DATASET EXCERPTS:
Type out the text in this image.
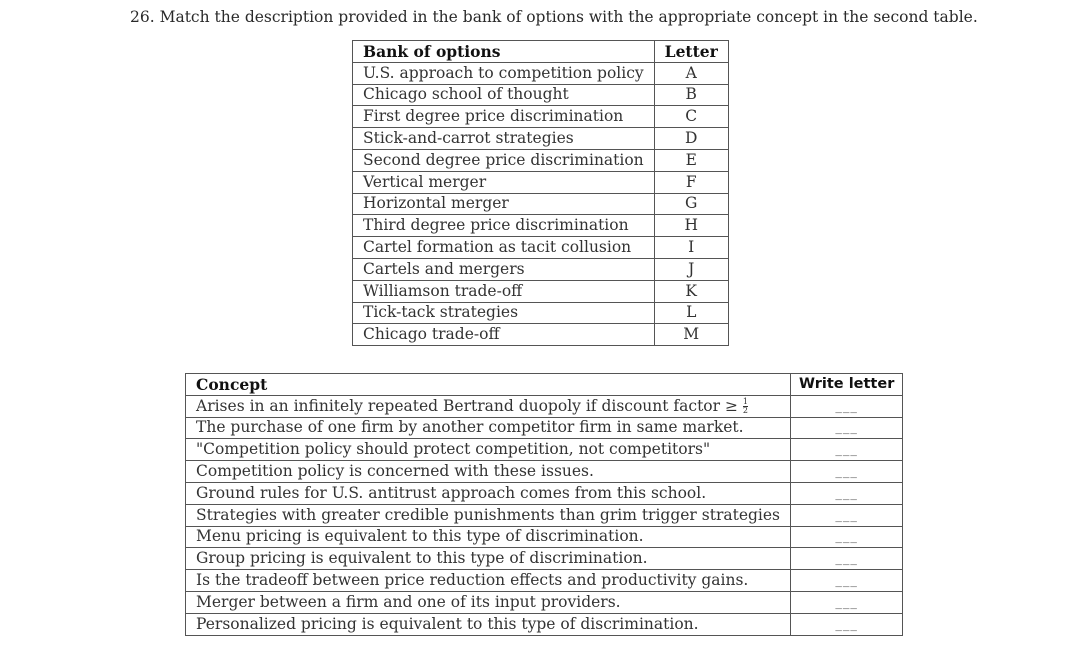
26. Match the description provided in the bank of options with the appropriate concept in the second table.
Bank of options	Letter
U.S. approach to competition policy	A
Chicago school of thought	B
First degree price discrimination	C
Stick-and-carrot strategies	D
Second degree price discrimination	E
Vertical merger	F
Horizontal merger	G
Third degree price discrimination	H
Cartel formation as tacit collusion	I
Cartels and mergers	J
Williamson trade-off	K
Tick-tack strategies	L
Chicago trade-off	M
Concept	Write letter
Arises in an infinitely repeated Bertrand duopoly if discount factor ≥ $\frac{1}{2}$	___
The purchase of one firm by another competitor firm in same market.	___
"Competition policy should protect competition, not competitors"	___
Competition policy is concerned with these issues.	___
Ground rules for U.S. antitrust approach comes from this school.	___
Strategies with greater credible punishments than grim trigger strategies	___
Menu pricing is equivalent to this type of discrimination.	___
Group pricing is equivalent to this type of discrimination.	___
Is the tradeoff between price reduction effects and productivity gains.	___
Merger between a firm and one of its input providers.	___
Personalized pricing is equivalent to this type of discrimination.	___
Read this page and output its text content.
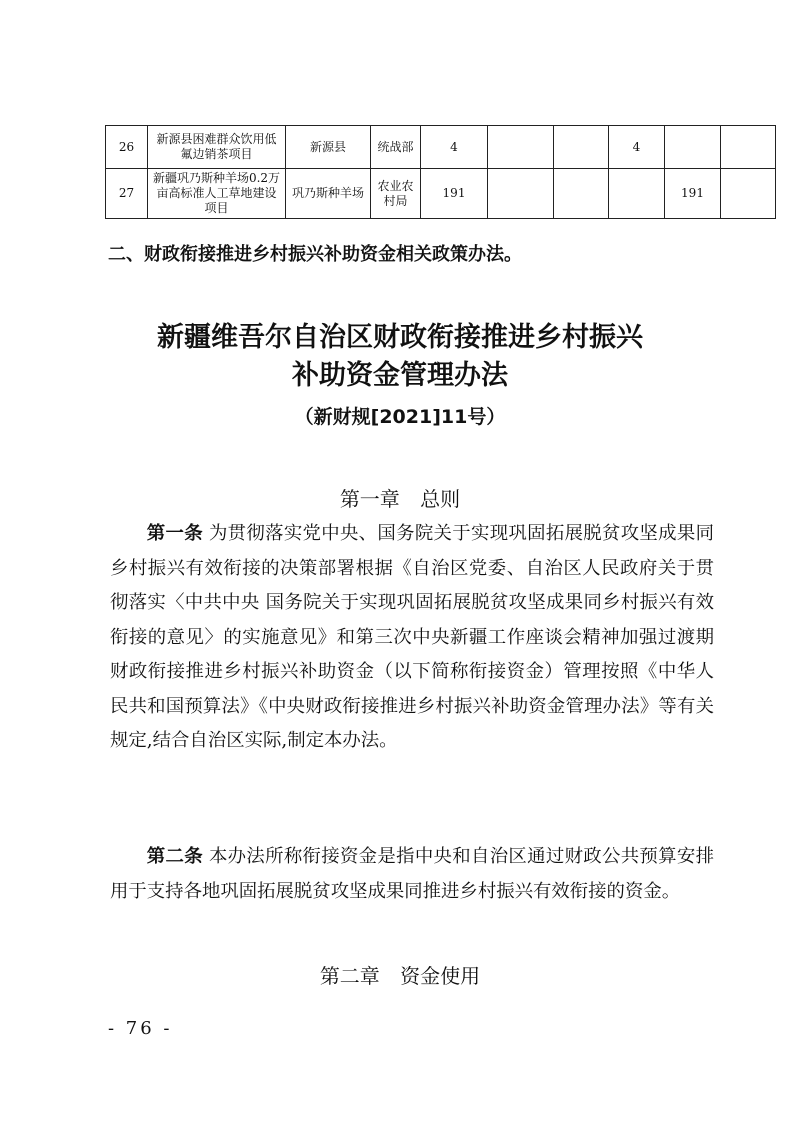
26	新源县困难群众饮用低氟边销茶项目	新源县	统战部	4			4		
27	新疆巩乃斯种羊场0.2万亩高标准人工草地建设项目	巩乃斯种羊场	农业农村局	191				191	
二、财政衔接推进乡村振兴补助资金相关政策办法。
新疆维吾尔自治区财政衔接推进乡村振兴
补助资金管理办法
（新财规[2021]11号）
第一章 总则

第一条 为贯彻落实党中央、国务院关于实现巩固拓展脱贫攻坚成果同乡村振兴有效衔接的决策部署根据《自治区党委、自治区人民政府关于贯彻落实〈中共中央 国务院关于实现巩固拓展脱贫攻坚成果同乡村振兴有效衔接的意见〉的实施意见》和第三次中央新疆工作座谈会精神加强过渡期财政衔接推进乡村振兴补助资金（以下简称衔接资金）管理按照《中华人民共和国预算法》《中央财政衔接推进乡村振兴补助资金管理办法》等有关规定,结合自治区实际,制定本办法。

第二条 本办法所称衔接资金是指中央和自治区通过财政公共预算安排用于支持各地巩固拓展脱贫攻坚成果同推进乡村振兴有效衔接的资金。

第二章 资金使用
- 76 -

WHAT IS REQUIRED: Gather every line from the listing above in which the word "options" appears.

RESULT OF THE TASK:
26. Match the description provided in the bank of options with the appropriate concept in the second table.
Bank of options	Letter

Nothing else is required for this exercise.